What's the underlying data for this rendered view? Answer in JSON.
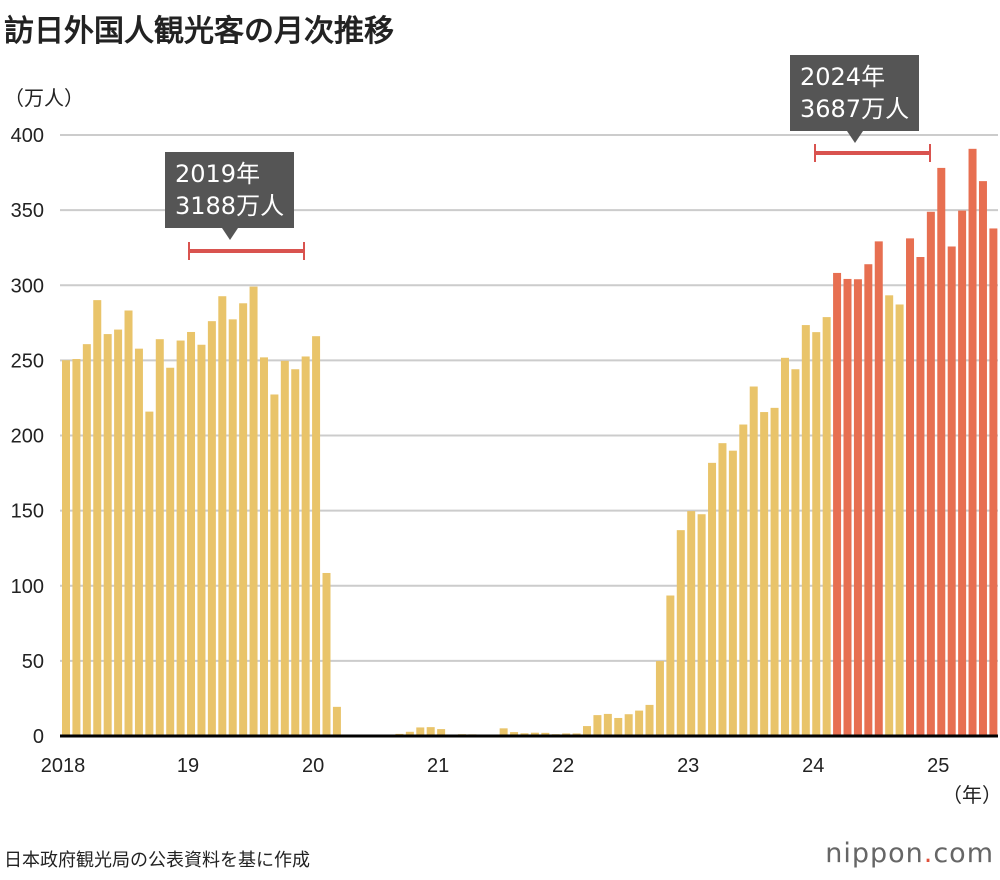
{
  "title": "訪日外国人観光客の月次推移",
  "unit_label": "（万人）",
  "source": "日本政府観光局の公表資料を基に作成",
  "logo": {
    "name": "nippon",
    "dot": ".",
    "suffix": "com"
  },
  "annotations": [
    {
      "year": "2019年",
      "total": "3188万人"
    },
    {
      "year": "2024年",
      "total": "3687万人"
    }
  ],
  "colors": {
    "base": "#e9c46a",
    "highlight": "#e76f51",
    "bracket": "#d9534f",
    "grid": "#cccccc"
  },
  "chart_data": {
    "type": "bar",
    "title": "訪日外国人観光客の月次推移",
    "ylabel": "（万人）",
    "xlabel": "（年）",
    "ylim": [
      0,
      400
    ],
    "yticks": [
      0,
      50,
      100,
      150,
      200,
      250,
      300,
      350,
      400
    ],
    "grid": true,
    "xtick_labels": [
      "2018",
      "19",
      "20",
      "21",
      "22",
      "23",
      "24",
      "25"
    ],
    "start": "2018-01",
    "end": "2025-06",
    "values": [
      250.1,
      250.9,
      260.8,
      290.1,
      267.5,
      270.5,
      283.2,
      257.8,
      215.9,
      264.1,
      245.1,
      263.2,
      268.9,
      260.4,
      276.1,
      292.7,
      277.3,
      288.0,
      299.1,
      252.0,
      227.3,
      249.7,
      244.1,
      252.6,
      266.1,
      108.5,
      19.4,
      0.3,
      0.2,
      0.3,
      0.4,
      0.9,
      1.4,
      2.8,
      5.7,
      5.9,
      4.6,
      0.7,
      1.2,
      1.1,
      1.0,
      1.0,
      5.1,
      2.6,
      1.8,
      2.2,
      2.1,
      1.2,
      1.7,
      1.7,
      6.6,
      13.9,
      14.7,
      12.0,
      14.5,
      16.9,
      20.7,
      49.9,
      93.5,
      137.0,
      149.7,
      147.6,
      181.8,
      194.9,
      189.9,
      207.3,
      232.6,
      215.6,
      218.4,
      251.7,
      244.1,
      273.5,
      268.8,
      278.8,
      308.2,
      304.2,
      304.0,
      314.0,
      329.2,
      293.3,
      287.2,
      331.2,
      318.8,
      348.9,
      378.1,
      325.8,
      349.7,
      390.8,
      369.3,
      337.8
    ]
  }
}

□ □ □ □

> **WHAT YOU SHOULD DO**
Give all the entries again exactly, dropping each picture.

> **TASK OUTPUT**
What's the underlying data for this rendered view? Answer in JSON.
{
  "title": "訪日外国人観光客の月次推移",
  "unit_label": "（万人）",
  "source": "日本政府観光局の公表資料を基に作成",
  "logo": {
    "name": "nippon",
    "dot": ".",
    "suffix": "com"
  },
  "annotations": [
    {
      "year": "2019年",
      "total": "3188万人"
    },
    {
      "year": "2024年",
      "total": "3687万人"
    }
  ],
  "colors": {
    "base": "#e9c46a",
    "highlight": "#e76f51",
    "bracket": "#d9534f",
    "grid": "#cccccc"
  },
  "chart_data": {
    "type": "bar",
    "title": "訪日外国人観光客の月次推移",
    "ylabel": "（万人）",
    "xlabel": "（年）",
    "ylim": [
      0,
      400
    ],
    "yticks": [
      0,
      50,
      100,
      150,
      200,
      250,
      300,
      350,
      400
    ],
    "grid": true,
    "xtick_labels": [
      "2018",
      "19",
      "20",
      "21",
      "22",
      "23",
      "24",
      "25"
    ],
    "start": "2018-01",
    "end": "2025-06",
    "values": [
      250.1,
      250.9,
      260.8,
      290.1,
      267.5,
      270.5,
      283.2,
      257.8,
      215.9,
      264.1,
      245.1,
      263.2,
      268.9,
      260.4,
      276.1,
      292.7,
      277.3,
      288.0,
      299.1,
      252.0,
      227.3,
      249.7,
      244.1,
      252.6,
      266.1,
      108.5,
      19.4,
      0.3,
      0.2,
      0.3,
      0.4,
      0.9,
      1.4,
      2.8,
      5.7,
      5.9,
      4.6,
      0.7,
      1.2,
      1.1,
      1.0,
      1.0,
      5.1,
      2.6,
      1.8,
      2.2,
      2.1,
      1.2,
      1.7,
      1.7,
      6.6,
      13.9,
      14.7,
      12.0,
      14.5,
      16.9,
      20.7,
      49.9,
      93.5,
      137.0,
      149.7,
      147.6,
      181.8,
      194.9,
      189.9,
      207.3,
      232.6,
      215.6,
      218.4,
      251.7,
      244.1,
      273.5,
      268.8,
      278.8,
      308.2,
      304.2,
      304.0,
      314.0,
      329.2,
      293.3,
      287.2,
      331.2,
      318.8,
      348.9,
      378.1,
      325.8,
      349.7,
      390.8,
      369.3,
      337.8
    ]
  }
}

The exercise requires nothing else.